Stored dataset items
[start]
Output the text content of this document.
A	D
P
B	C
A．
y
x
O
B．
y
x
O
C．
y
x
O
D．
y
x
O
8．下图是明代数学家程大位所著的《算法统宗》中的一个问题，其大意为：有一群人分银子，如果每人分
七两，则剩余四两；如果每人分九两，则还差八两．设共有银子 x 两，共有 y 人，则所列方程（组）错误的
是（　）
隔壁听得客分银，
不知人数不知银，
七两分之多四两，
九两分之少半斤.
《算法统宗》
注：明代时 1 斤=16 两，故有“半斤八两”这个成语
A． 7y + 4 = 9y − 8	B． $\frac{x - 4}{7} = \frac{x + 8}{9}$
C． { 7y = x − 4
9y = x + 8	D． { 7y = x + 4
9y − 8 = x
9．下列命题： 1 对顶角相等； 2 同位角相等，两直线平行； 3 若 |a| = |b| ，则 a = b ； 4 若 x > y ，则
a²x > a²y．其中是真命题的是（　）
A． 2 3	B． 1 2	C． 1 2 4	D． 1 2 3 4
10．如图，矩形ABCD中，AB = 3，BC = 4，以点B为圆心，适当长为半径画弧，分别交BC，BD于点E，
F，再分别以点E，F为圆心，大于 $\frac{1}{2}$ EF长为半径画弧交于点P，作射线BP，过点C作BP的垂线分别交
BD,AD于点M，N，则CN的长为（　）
[end]
▸ **Written problem**
Take the entries and copy them out exactly.

▸ **Correct output**
Output the text content of this document.
A	D
P
B	C
A．
y
x
O
B．
y
x
O
C．
y
x
O
D．
y
x
O
8．下图是明代数学家程大位所著的《算法统宗》中的一个问题，其大意为：有一群人分银子，如果每人分
七两，则剩余四两；如果每人分九两，则还差八两．设共有银子 x 两，共有 y 人，则所列方程（组）错误的
是（　）
隔壁听得客分银，
不知人数不知银，
七两分之多四两，
九两分之少半斤.
《算法统宗》
注：明代时 1 斤=16 两，故有“半斤八两”这个成语
A． 7y + 4 = 9y − 8	B． $\frac{x - 4}{7} = \frac{x + 8}{9}$
C． { 7y = x − 4
9y = x + 8	D． { 7y = x + 4
9y − 8 = x
9．下列命题： 1 对顶角相等； 2 同位角相等，两直线平行； 3 若 |a| = |b| ，则 a = b ； 4 若 x > y ，则
a²x > a²y．其中是真命题的是（　）
A． 2 3	B． 1 2	C． 1 2 4	D． 1 2 3 4
10．如图，矩形ABCD中，AB = 3，BC = 4，以点B为圆心，适当长为半径画弧，分别交BC，BD于点E，
F，再分别以点E，F为圆心，大于 $\frac{1}{2}$ EF长为半径画弧交于点P，作射线BP，过点C作BP的垂线分别交
BD,AD于点M，N，则CN的长为（　）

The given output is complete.